* BEGIN *

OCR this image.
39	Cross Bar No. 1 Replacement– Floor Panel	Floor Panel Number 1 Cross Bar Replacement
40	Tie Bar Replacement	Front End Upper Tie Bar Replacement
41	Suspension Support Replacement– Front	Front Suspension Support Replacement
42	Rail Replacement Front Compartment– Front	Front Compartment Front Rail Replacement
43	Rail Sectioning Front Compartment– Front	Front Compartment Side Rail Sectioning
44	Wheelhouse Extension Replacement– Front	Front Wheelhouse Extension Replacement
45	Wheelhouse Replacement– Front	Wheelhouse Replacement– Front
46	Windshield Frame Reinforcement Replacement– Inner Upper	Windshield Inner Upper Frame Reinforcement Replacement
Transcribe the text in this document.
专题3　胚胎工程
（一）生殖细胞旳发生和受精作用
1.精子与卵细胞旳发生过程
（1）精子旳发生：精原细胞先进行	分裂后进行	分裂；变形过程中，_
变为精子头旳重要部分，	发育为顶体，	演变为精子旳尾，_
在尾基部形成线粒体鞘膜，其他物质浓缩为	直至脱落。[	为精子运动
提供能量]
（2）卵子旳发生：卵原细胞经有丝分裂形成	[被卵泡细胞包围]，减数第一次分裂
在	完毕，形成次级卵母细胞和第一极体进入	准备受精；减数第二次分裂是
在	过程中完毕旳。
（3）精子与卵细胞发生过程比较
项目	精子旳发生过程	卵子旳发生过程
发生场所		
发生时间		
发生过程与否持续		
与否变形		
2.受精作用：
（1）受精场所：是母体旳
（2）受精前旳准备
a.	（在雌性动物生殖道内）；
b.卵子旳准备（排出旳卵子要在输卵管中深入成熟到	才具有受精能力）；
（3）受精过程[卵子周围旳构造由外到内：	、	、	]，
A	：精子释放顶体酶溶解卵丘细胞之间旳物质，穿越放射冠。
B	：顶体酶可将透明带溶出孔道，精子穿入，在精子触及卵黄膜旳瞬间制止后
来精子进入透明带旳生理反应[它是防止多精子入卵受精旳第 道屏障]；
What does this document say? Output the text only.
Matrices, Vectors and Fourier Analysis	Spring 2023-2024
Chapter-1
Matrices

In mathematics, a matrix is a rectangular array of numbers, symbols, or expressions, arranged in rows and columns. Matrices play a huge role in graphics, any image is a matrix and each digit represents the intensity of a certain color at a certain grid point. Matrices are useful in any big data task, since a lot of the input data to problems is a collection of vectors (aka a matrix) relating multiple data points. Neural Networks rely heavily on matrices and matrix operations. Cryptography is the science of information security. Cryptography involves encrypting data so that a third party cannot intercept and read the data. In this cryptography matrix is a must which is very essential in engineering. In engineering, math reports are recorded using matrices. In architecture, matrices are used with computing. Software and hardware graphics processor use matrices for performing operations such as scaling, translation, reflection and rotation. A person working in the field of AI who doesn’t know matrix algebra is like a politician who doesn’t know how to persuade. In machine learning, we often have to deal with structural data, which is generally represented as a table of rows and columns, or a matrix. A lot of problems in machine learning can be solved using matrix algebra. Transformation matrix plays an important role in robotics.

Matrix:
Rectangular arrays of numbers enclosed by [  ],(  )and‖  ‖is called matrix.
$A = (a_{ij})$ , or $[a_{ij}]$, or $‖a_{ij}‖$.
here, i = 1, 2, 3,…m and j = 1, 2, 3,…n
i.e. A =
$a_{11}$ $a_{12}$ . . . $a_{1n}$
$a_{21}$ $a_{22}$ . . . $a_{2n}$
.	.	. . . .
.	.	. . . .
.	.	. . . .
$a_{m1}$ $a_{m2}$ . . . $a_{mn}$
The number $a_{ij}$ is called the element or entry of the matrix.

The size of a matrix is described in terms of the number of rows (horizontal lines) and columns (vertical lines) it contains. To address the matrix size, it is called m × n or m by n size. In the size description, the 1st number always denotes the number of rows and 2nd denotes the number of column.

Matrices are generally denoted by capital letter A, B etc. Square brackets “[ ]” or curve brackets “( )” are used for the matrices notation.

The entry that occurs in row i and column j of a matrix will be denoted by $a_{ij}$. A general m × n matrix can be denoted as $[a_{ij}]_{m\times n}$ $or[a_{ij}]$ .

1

* END *

Give a single number: the count of lines above that include the word "denoted".

2